▶ WHAT NEEDS TO BE DONE
Every line of the data must be copied exactly.

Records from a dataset
— Start —

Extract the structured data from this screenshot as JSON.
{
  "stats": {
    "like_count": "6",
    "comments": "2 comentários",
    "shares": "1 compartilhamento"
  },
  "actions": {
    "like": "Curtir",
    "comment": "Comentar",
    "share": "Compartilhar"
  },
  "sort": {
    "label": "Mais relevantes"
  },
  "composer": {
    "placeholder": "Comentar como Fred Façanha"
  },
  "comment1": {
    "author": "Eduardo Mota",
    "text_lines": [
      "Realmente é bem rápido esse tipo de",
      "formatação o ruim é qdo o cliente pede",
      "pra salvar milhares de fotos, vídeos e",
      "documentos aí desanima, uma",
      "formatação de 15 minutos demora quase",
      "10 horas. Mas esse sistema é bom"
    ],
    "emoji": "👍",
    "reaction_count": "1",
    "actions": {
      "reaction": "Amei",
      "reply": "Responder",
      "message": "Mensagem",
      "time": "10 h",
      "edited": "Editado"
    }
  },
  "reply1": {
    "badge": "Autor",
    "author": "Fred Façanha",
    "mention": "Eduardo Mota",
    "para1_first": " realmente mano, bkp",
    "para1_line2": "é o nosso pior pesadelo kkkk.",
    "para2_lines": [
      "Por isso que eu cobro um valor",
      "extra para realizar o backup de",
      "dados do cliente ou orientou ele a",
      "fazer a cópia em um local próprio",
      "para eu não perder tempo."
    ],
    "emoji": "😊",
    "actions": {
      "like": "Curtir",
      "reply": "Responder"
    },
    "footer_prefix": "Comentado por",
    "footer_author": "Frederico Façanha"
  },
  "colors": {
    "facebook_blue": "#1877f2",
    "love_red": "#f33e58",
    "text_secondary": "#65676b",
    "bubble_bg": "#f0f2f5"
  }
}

— End —

▶ RESULT OF THE EXERCISE
Extract the structured data from this screenshot as JSON.
{
  "stats": {
    "like_count": "6",
    "comments": "2 comentários",
    "shares": "1 compartilhamento"
  },
  "actions": {
    "like": "Curtir",
    "comment": "Comentar",
    "share": "Compartilhar"
  },
  "sort": {
    "label": "Mais relevantes"
  },
  "composer": {
    "placeholder": "Comentar como Fred Façanha"
  },
  "comment1": {
    "author": "Eduardo Mota",
    "text_lines": [
      "Realmente é bem rápido esse tipo de",
      "formatação o ruim é qdo o cliente pede",
      "pra salvar milhares de fotos, vídeos e",
      "documentos aí desanima, uma",
      "formatação de 15 minutos demora quase",
      "10 horas. Mas esse sistema é bom"
    ],
    "emoji": "👍",
    "reaction_count": "1",
    "actions": {
      "reaction": "Amei",
      "reply": "Responder",
      "message": "Mensagem",
      "time": "10 h",
      "edited": "Editado"
    }
  },
  "reply1": {
    "badge": "Autor",
    "author": "Fred Façanha",
    "mention": "Eduardo Mota",
    "para1_first": " realmente mano, bkp",
    "para1_line2": "é o nosso pior pesadelo kkkk.",
    "para2_lines": [
      "Por isso que eu cobro um valor",
      "extra para realizar o backup de",
      "dados do cliente ou orientou ele a",
      "fazer a cópia em um local próprio",
      "para eu não perder tempo."
    ],
    "emoji": "😊",
    "actions": {
      "like": "Curtir",
      "reply": "Responder"
    },
    "footer_prefix": "Comentado por",
    "footer_author": "Frederico Façanha"
  },
  "colors": {
    "facebook_blue": "#1877f2",
    "love_red": "#f33e58",
    "text_secondary": "#65676b",
    "bubble_bg": "#f0f2f5"
  }
}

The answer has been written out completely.